SOURCE MATERIAL
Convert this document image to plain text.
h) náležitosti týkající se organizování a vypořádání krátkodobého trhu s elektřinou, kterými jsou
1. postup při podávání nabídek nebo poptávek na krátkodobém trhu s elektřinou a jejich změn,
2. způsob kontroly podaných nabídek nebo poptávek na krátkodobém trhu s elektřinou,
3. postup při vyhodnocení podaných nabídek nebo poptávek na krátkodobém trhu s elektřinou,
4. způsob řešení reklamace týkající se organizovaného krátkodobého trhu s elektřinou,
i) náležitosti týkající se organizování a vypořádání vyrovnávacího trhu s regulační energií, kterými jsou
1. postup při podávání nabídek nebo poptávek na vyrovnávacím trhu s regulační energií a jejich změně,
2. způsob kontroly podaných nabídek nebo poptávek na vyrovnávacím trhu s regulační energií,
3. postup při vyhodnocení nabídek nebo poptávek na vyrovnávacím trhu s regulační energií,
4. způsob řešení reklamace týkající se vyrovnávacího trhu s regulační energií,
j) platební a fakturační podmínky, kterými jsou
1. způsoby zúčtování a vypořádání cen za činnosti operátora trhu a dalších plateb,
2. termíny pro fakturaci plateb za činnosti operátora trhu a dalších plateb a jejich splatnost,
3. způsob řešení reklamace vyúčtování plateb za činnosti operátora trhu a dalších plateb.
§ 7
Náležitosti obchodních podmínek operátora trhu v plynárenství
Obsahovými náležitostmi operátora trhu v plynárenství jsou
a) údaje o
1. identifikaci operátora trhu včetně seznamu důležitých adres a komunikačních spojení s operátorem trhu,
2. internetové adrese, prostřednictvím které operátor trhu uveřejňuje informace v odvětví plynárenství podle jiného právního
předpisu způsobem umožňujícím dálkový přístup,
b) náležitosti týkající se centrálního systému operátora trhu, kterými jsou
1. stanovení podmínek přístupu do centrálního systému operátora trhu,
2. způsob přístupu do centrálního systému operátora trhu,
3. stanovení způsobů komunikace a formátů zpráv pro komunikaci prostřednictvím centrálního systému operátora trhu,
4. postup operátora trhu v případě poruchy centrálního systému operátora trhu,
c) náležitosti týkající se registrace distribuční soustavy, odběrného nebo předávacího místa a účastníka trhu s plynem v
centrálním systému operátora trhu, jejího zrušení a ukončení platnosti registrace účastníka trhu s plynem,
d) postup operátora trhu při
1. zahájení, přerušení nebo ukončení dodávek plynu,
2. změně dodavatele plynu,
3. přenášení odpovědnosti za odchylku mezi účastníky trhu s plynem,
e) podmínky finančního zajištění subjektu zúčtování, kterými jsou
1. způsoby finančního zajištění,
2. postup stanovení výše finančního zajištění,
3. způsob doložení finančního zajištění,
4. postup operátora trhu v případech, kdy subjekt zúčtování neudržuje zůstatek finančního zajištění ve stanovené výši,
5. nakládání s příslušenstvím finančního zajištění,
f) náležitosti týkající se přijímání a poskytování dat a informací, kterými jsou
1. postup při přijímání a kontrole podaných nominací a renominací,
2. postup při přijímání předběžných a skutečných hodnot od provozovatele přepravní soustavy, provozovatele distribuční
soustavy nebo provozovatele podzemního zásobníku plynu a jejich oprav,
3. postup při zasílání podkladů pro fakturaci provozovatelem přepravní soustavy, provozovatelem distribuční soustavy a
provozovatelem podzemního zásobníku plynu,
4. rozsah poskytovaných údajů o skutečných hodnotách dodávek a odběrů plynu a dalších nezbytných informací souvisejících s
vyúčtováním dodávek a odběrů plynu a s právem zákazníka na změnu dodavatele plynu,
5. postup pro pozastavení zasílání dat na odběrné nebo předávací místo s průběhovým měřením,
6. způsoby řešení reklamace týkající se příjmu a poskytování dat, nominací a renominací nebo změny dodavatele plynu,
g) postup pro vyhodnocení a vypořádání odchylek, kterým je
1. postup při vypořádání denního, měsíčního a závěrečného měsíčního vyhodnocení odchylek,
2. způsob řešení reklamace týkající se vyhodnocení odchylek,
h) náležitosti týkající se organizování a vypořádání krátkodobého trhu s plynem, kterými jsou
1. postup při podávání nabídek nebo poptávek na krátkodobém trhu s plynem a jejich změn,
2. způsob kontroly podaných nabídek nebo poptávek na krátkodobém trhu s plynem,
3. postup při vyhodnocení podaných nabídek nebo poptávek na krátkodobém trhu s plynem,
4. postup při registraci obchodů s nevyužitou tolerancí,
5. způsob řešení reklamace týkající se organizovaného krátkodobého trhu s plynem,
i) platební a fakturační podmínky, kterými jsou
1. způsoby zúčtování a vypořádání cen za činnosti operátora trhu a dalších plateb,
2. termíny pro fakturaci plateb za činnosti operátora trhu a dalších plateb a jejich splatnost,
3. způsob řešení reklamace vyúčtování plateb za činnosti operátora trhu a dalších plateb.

EXERCISE AIM
Check the data for the word "plynárenství" and pull out the lines that have it.

THE RESPONSE
Náležitosti obchodních podmínek operátora trhu v plynárenství
Obsahovými náležitostmi operátora trhu v plynárenství jsou
2. internetové adrese, prostřednictvím které operátor trhu uveřejňuje informace v odvětví plynárenství podle jiného právního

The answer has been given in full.